## STATED PROBLEM
Go through the material below and count the lines with the string "dated"; the number is the whole answer.

## DATA FOR THIS EXERCISE
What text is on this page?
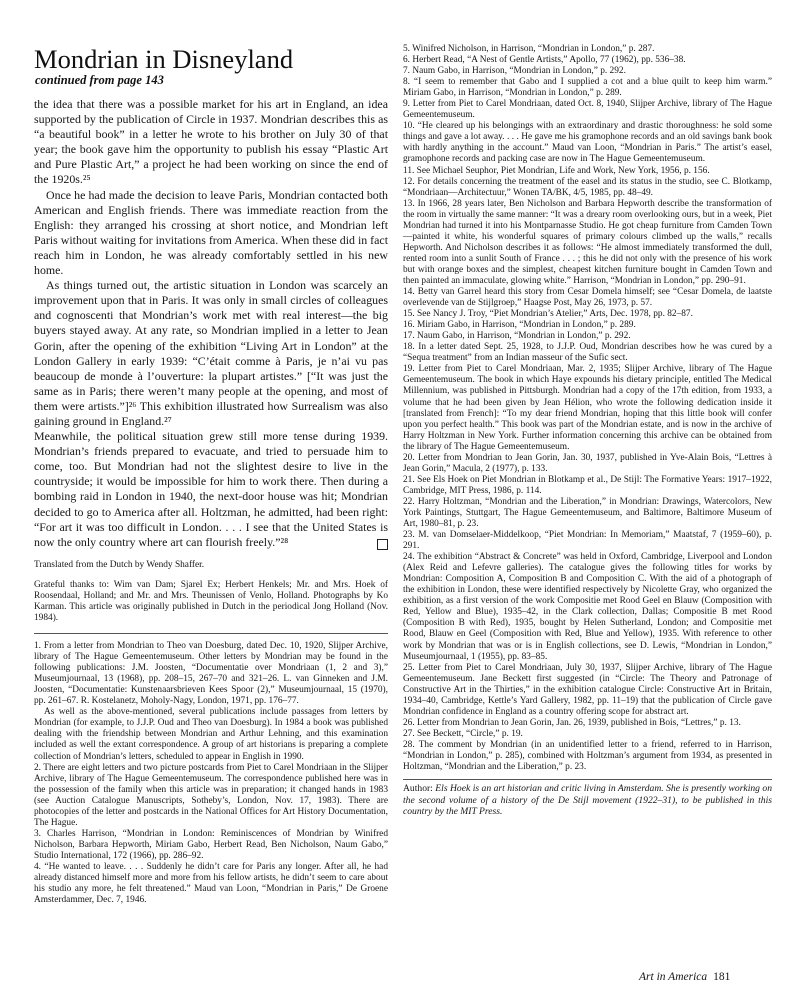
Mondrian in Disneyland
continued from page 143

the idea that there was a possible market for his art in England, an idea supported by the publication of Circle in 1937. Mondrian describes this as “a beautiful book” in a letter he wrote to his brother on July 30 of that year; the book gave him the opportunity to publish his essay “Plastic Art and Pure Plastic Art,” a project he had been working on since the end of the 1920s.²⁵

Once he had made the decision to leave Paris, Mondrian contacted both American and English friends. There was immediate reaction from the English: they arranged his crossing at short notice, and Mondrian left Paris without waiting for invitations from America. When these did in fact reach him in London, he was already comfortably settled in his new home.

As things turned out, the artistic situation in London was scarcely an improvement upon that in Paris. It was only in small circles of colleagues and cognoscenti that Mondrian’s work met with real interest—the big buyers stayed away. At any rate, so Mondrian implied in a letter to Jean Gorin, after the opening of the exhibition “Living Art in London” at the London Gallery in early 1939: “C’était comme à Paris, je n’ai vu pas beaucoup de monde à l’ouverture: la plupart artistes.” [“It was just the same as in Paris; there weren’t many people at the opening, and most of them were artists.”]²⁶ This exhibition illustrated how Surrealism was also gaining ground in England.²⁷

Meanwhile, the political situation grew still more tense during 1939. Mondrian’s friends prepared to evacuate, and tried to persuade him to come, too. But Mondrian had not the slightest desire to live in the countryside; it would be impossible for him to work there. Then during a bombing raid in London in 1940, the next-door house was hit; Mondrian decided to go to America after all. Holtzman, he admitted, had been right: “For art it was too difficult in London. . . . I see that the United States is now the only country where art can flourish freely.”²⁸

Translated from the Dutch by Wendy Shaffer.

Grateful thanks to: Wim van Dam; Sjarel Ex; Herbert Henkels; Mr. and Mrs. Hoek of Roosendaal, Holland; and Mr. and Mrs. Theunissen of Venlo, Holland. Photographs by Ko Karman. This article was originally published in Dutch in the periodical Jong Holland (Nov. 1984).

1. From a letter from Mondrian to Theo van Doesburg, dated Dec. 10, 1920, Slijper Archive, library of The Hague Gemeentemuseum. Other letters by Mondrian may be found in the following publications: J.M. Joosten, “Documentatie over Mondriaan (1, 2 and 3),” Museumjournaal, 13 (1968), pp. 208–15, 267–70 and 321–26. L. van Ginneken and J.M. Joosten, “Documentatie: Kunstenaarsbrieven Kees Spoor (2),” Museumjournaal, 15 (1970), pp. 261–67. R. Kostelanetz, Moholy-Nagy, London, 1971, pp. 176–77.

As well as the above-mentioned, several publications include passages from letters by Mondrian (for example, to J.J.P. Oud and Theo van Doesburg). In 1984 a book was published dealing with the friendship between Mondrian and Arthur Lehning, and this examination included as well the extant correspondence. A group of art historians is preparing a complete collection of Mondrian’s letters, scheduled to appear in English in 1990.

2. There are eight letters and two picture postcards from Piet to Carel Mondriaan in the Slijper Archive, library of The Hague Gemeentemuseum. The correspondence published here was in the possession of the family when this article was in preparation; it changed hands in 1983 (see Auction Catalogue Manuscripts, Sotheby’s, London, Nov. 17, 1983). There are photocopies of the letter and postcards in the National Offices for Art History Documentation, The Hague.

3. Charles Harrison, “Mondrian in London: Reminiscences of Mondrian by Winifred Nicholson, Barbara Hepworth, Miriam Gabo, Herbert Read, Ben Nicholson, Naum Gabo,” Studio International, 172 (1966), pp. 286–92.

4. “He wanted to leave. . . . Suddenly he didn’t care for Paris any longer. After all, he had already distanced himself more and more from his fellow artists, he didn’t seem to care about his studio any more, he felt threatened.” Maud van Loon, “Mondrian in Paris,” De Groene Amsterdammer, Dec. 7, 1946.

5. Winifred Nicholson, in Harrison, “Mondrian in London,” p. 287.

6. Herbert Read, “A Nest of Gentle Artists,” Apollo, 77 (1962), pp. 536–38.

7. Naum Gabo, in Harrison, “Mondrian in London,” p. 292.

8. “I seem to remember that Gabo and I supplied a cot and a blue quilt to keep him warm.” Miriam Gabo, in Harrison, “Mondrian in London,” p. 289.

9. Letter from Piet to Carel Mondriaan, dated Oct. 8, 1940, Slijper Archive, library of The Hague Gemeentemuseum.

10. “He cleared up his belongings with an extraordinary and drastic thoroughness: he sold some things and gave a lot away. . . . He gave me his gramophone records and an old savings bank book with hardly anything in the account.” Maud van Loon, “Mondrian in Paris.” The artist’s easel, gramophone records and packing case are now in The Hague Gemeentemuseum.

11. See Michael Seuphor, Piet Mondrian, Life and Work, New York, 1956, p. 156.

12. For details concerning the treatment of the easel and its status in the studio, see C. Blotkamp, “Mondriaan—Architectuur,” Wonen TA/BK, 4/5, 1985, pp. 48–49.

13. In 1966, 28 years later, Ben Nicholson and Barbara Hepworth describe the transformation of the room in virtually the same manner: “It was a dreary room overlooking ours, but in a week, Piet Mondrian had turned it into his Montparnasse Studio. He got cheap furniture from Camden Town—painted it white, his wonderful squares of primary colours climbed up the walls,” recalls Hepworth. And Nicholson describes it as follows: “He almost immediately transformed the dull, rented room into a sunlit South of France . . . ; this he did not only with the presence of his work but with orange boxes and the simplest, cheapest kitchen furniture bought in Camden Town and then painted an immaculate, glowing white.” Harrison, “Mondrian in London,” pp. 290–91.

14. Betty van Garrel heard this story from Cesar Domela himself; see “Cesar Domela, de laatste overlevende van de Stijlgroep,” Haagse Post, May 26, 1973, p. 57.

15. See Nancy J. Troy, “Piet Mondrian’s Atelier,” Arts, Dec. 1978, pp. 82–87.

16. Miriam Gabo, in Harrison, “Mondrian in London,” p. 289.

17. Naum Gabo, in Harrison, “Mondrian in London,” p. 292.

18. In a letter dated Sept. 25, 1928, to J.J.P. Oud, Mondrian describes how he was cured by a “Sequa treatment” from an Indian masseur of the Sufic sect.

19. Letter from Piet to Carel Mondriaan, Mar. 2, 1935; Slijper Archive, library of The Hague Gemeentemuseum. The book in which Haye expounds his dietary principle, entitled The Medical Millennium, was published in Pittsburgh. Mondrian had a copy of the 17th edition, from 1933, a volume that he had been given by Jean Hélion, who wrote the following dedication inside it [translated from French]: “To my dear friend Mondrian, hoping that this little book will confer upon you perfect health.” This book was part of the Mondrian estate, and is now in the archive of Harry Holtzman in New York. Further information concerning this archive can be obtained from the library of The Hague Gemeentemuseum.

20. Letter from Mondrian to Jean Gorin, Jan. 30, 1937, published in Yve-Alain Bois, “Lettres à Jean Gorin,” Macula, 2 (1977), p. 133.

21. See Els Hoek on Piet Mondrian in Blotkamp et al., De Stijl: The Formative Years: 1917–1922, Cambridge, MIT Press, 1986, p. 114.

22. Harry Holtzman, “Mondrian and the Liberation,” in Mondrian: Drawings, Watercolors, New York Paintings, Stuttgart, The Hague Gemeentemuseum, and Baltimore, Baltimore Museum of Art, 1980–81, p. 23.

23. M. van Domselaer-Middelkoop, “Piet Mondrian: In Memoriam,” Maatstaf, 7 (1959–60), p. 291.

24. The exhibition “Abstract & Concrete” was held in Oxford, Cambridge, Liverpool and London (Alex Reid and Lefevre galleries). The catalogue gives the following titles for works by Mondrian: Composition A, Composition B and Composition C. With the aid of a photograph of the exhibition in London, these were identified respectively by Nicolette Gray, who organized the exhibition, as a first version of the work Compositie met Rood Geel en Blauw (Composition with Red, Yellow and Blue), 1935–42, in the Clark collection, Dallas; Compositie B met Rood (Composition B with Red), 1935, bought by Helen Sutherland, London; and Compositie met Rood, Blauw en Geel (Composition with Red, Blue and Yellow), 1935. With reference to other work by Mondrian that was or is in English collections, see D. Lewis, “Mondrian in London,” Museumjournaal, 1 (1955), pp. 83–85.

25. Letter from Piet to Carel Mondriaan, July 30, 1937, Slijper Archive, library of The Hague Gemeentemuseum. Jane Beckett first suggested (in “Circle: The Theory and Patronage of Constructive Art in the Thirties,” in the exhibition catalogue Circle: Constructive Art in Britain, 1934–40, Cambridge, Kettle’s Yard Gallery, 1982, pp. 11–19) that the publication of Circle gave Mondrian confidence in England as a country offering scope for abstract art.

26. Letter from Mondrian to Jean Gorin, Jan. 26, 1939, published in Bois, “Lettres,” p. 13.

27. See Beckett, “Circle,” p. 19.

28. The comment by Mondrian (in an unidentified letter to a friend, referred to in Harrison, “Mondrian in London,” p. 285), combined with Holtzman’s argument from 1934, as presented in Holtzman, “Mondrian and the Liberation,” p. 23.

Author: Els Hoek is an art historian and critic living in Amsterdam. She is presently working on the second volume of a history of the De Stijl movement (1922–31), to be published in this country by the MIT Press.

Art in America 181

## FINISHED EXERCISE
3